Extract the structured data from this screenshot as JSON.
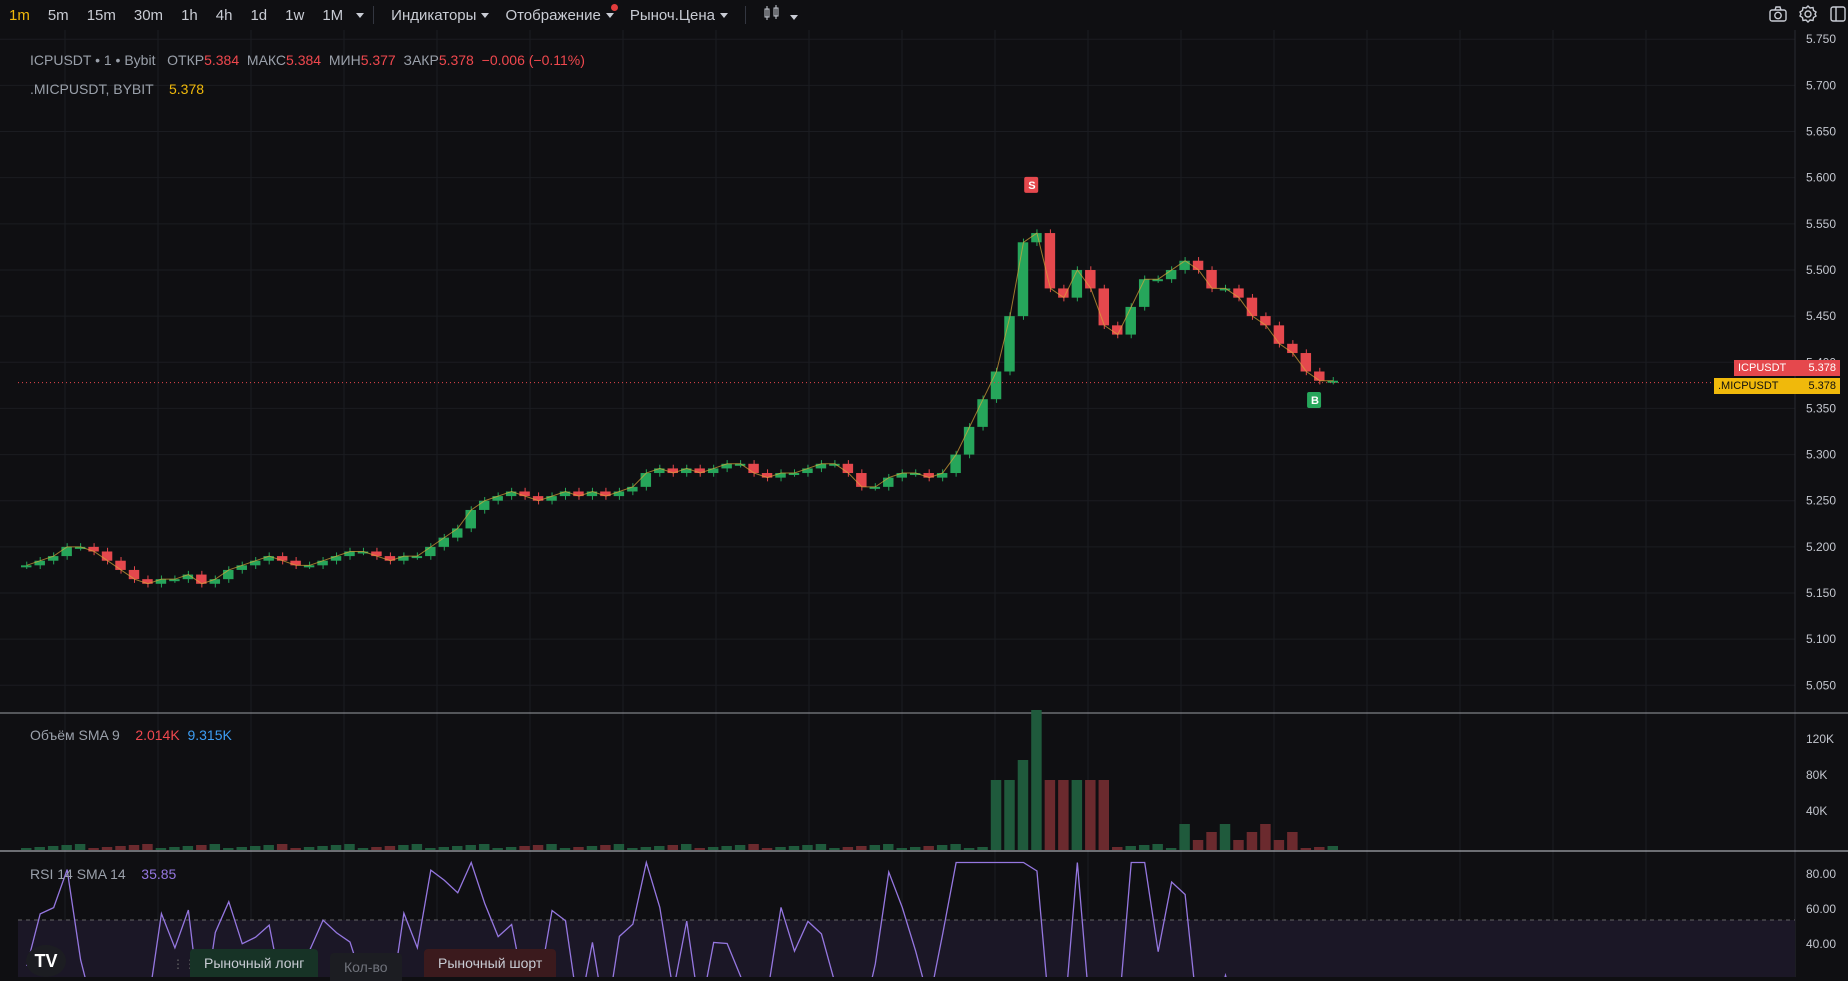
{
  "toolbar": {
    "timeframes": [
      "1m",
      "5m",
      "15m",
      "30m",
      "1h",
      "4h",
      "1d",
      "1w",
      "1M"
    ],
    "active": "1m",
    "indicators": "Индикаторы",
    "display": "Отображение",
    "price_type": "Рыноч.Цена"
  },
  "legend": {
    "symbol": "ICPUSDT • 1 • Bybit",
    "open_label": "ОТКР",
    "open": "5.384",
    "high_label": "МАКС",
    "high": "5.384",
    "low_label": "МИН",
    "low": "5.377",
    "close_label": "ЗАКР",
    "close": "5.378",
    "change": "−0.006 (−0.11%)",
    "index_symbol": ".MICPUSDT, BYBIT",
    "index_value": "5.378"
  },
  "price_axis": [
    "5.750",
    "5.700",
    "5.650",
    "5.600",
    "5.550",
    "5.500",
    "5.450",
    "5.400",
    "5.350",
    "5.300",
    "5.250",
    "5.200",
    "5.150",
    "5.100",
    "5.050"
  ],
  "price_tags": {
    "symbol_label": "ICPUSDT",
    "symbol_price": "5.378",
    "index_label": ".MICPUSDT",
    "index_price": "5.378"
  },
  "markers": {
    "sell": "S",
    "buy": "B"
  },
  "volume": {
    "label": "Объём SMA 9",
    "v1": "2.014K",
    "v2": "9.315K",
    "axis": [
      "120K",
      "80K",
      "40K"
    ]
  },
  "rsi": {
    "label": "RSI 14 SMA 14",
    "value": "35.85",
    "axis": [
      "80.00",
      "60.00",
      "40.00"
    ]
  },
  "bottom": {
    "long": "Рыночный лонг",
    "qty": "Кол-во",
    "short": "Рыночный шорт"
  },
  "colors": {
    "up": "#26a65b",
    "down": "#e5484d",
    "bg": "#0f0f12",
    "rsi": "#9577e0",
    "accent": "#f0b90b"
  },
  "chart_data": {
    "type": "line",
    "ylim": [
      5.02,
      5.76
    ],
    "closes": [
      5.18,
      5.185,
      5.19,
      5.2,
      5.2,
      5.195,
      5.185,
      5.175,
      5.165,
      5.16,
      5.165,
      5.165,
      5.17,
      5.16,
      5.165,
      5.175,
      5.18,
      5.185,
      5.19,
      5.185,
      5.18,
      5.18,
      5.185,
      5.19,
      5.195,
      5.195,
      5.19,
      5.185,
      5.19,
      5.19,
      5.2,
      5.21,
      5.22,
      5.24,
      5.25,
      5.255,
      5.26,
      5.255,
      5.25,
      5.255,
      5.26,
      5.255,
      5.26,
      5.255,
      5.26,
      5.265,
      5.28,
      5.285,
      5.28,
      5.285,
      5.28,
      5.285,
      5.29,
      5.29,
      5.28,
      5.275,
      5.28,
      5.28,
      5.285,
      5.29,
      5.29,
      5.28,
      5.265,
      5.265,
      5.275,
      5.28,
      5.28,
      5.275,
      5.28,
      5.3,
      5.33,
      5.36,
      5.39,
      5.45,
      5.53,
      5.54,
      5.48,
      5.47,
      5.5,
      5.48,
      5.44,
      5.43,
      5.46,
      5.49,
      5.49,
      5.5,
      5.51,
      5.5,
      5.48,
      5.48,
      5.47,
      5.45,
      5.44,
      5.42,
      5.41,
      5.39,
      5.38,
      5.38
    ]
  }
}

════════

▶ **Task requirements**: Reproduce the entries above without change, omitting all pictures.

▶ **Output of the task**:
Extract the structured data from this screenshot as JSON.
{
  "toolbar": {
    "timeframes": [
      "1m",
      "5m",
      "15m",
      "30m",
      "1h",
      "4h",
      "1d",
      "1w",
      "1M"
    ],
    "active": "1m",
    "indicators": "Индикаторы",
    "display": "Отображение",
    "price_type": "Рыноч.Цена"
  },
  "legend": {
    "symbol": "ICPUSDT • 1 • Bybit",
    "open_label": "ОТКР",
    "open": "5.384",
    "high_label": "МАКС",
    "high": "5.384",
    "low_label": "МИН",
    "low": "5.377",
    "close_label": "ЗАКР",
    "close": "5.378",
    "change": "−0.006 (−0.11%)",
    "index_symbol": ".MICPUSDT, BYBIT",
    "index_value": "5.378"
  },
  "price_axis": [
    "5.750",
    "5.700",
    "5.650",
    "5.600",
    "5.550",
    "5.500",
    "5.450",
    "5.400",
    "5.350",
    "5.300",
    "5.250",
    "5.200",
    "5.150",
    "5.100",
    "5.050"
  ],
  "price_tags": {
    "symbol_label": "ICPUSDT",
    "symbol_price": "5.378",
    "index_label": ".MICPUSDT",
    "index_price": "5.378"
  },
  "markers": {
    "sell": "S",
    "buy": "B"
  },
  "volume": {
    "label": "Объём SMA 9",
    "v1": "2.014K",
    "v2": "9.315K",
    "axis": [
      "120K",
      "80K",
      "40K"
    ]
  },
  "rsi": {
    "label": "RSI 14 SMA 14",
    "value": "35.85",
    "axis": [
      "80.00",
      "60.00",
      "40.00"
    ]
  },
  "bottom": {
    "long": "Рыночный лонг",
    "qty": "Кол-во",
    "short": "Рыночный шорт"
  },
  "colors": {
    "up": "#26a65b",
    "down": "#e5484d",
    "bg": "#0f0f12",
    "rsi": "#9577e0",
    "accent": "#f0b90b"
  },
  "chart_data": {
    "type": "line",
    "ylim": [
      5.02,
      5.76
    ],
    "closes": [
      5.18,
      5.185,
      5.19,
      5.2,
      5.2,
      5.195,
      5.185,
      5.175,
      5.165,
      5.16,
      5.165,
      5.165,
      5.17,
      5.16,
      5.165,
      5.175,
      5.18,
      5.185,
      5.19,
      5.185,
      5.18,
      5.18,
      5.185,
      5.19,
      5.195,
      5.195,
      5.19,
      5.185,
      5.19,
      5.19,
      5.2,
      5.21,
      5.22,
      5.24,
      5.25,
      5.255,
      5.26,
      5.255,
      5.25,
      5.255,
      5.26,
      5.255,
      5.26,
      5.255,
      5.26,
      5.265,
      5.28,
      5.285,
      5.28,
      5.285,
      5.28,
      5.285,
      5.29,
      5.29,
      5.28,
      5.275,
      5.28,
      5.28,
      5.285,
      5.29,
      5.29,
      5.28,
      5.265,
      5.265,
      5.275,
      5.28,
      5.28,
      5.275,
      5.28,
      5.3,
      5.33,
      5.36,
      5.39,
      5.45,
      5.53,
      5.54,
      5.48,
      5.47,
      5.5,
      5.48,
      5.44,
      5.43,
      5.46,
      5.49,
      5.49,
      5.5,
      5.51,
      5.5,
      5.48,
      5.48,
      5.47,
      5.45,
      5.44,
      5.42,
      5.41,
      5.39,
      5.38,
      5.38
    ]
  }
}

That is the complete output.